→ **Énoncé**:
Reproduisez à l'identique les lignes du listing situées entre celle contenant « contour-line (476, 362, 529, 387) » et celle contenant « y-tick-label: 4 (301, 352, 306, 362) », bornes incluses.

→ **Données fournies**:
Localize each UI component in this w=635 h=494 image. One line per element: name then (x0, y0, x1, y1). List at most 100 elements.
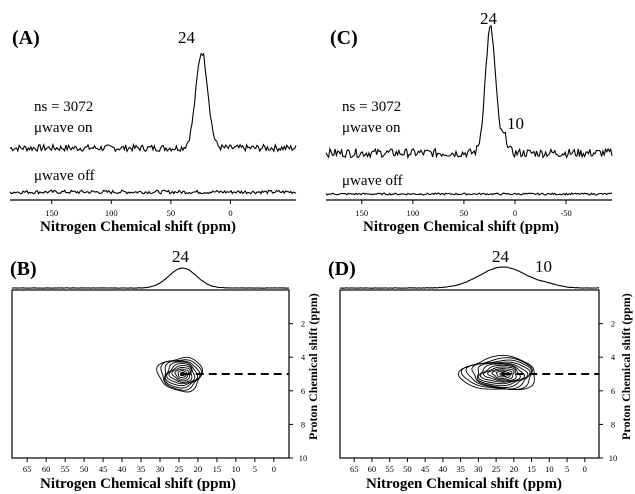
contour-line (476, 362, 529, 387)
panel-b-x-title: Nitrogen Chemical shift (ppm) (40, 476, 236, 492)
y-tick-label: 8 (611, 419, 615, 429)
panel-d-label: (D) (328, 258, 356, 280)
y-tick-label: 4 (301, 352, 306, 362)
panel-c: (C) 24 10 ns = 3072 μwave on μwave off 1… (325, 9, 613, 235)
panel-c-x-ticks: 150 100 50 0 -50 (355, 200, 572, 218)
x-tick-label: 0 (272, 464, 276, 474)
panel-d-y-title: Proton Chemical shift (ppm) (619, 293, 633, 440)
contour-line (174, 368, 190, 380)
panel-d-peak-label: 24 (492, 247, 510, 266)
x-tick-label: 30 (156, 464, 165, 474)
panel-d-contours (457, 354, 535, 391)
x-tick-label: 50 (80, 464, 89, 474)
panel-c-x-title: Nitrogen Chemical shift (ppm) (363, 219, 559, 235)
panel-b-plot-frame (11, 289, 290, 459)
panel-c-wave-off: μwave off (342, 173, 403, 189)
x-tick-label: 50 (167, 208, 176, 218)
contour-line (177, 370, 188, 378)
panel-a-wave-off: μwave off (34, 168, 95, 184)
x-tick-label: 35 (456, 464, 465, 474)
panel-d-peak2-label: 10 (535, 257, 552, 276)
contour-line (457, 354, 535, 391)
y-tick-label: 2 (301, 319, 305, 329)
x-tick-label: 0 (228, 208, 232, 218)
x-tick-label: 15 (213, 464, 222, 474)
panel-d-projection (339, 266, 599, 289)
panel-a-wave-on: μwave on (34, 120, 93, 136)
panel-a-ns-text: ns = 3072 (34, 99, 93, 115)
contour-line (171, 367, 191, 382)
panel-b-y-ticks: 2 4 6 8 10 (289, 319, 307, 463)
panel-d: (D) 24 10 65 60 55 50 45 40 35 30 25 20 15 10 5 0 246… (328, 247, 633, 492)
x-tick-label: 40 (118, 464, 127, 474)
panel-c-spectrum-on (325, 24, 613, 160)
x-tick-label: 5 (253, 464, 257, 474)
panel-b-y-title: Proton Chemical shift (ppm) (306, 293, 320, 440)
contour-line (166, 363, 196, 385)
y-tick-label: 10 (609, 453, 618, 463)
panel-b-x-ticks: 65 60 55 50 45 40 35 30 25 20 15 10 5 0 (23, 458, 276, 474)
x-tick-label: 150 (45, 208, 58, 218)
contour-line (160, 359, 203, 391)
x-tick-label: 150 (355, 208, 368, 218)
panel-a-x-title: Nitrogen Chemical shift (ppm) (40, 219, 236, 235)
x-tick-label: 65 (23, 464, 32, 474)
x-tick-label: 5 (565, 464, 569, 474)
x-tick-label: 35 (137, 464, 146, 474)
y-tick-label: 8 (301, 419, 305, 429)
contour-line (487, 368, 515, 381)
y-tick-label: 4 (611, 352, 616, 362)
panel-a-spectrum-on (9, 52, 297, 153)
panel-a: (A) 24 ns = 3072 μwave on μwave off 150 1… (9, 27, 297, 235)
contour-line (465, 359, 533, 390)
contour-line (156, 356, 204, 393)
panel-c-ns-text: ns = 3072 (342, 99, 401, 115)
contour-line (460, 357, 533, 391)
x-tick-label: 50 (460, 208, 469, 218)
contour-line (483, 366, 517, 382)
x-tick-label: 60 (368, 464, 377, 474)
x-tick-label: 55 (61, 464, 70, 474)
x-tick-label: 20 (510, 464, 519, 474)
x-tick-label: 0 (583, 464, 587, 474)
x-tick-label: 100 (406, 208, 419, 218)
panel-b-peak-label: 24 (172, 247, 190, 266)
panel-c-spectrum-off (325, 192, 612, 196)
panel-b-label: (B) (10, 258, 37, 280)
x-tick-label: 40 (439, 464, 448, 474)
panel-c-peak2-label: 10 (507, 114, 524, 133)
panel-a-label: (A) (12, 27, 40, 49)
panel-c-peak-label: 24 (480, 9, 498, 28)
x-tick-label: 15 (527, 464, 536, 474)
contour-line (168, 365, 193, 383)
y-tick-label: 6 (301, 386, 305, 396)
x-tick-label: 10 (232, 464, 241, 474)
panel-b-projection (11, 267, 290, 289)
panel-a-peak-label: 24 (178, 28, 196, 47)
y-tick-label: 2 (611, 319, 615, 329)
panel-a-x-ticks: 150 100 50 0 (45, 200, 233, 218)
panel-b-contours (156, 356, 204, 393)
x-tick-label: 0 (513, 208, 517, 218)
x-tick-label: -50 (560, 208, 571, 218)
x-tick-label: 25 (175, 464, 184, 474)
panel-c-label: (C) (330, 27, 358, 49)
x-tick-label: 20 (194, 464, 203, 474)
panel-d-x-ticks: 65 60 55 50 45 40 35 30 25 20 15 10 5 0 (350, 458, 587, 474)
x-tick-label: 45 (421, 464, 430, 474)
x-tick-label: 65 (350, 464, 359, 474)
contour-line (491, 369, 513, 379)
contour-line (164, 361, 199, 387)
panel-a-spectrum-off (9, 189, 297, 195)
x-tick-label: 10 (545, 464, 554, 474)
panel-c-wave-on: μwave on (342, 120, 401, 136)
contour-line (477, 363, 525, 385)
contour-line (471, 361, 531, 388)
x-tick-label: 100 (105, 208, 118, 218)
contour-line (479, 364, 521, 383)
panel-d-x-title: Nitrogen Chemical shift (ppm) (366, 476, 562, 492)
y-tick-label: 6 (611, 386, 615, 396)
x-tick-label: 30 (474, 464, 483, 474)
contour-line (495, 370, 510, 378)
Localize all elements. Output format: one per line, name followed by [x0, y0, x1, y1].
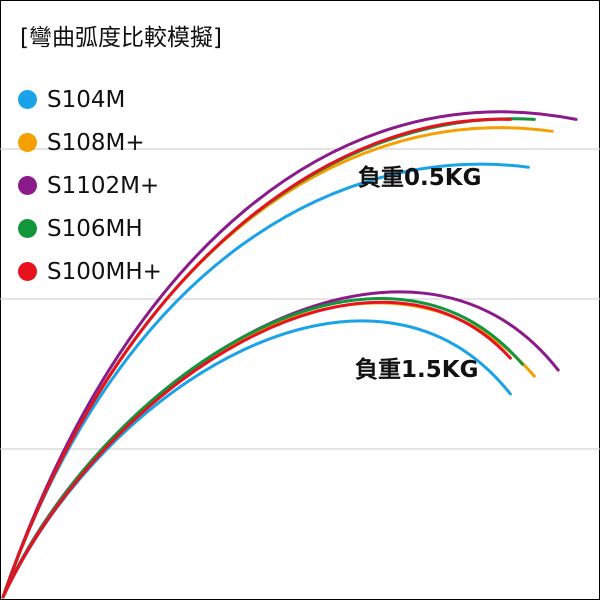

→ **Corrigé détaillé**:
contour-line (476, 362, 529, 387)
panel-b-x-title: Nitrogen Chemical shift (ppm) (40, 476, 236, 492)
y-tick-label: 8 (611, 419, 615, 429)
panel-d-label: (D) (328, 258, 356, 280)
y-tick-label: 4 (301, 352, 306, 362)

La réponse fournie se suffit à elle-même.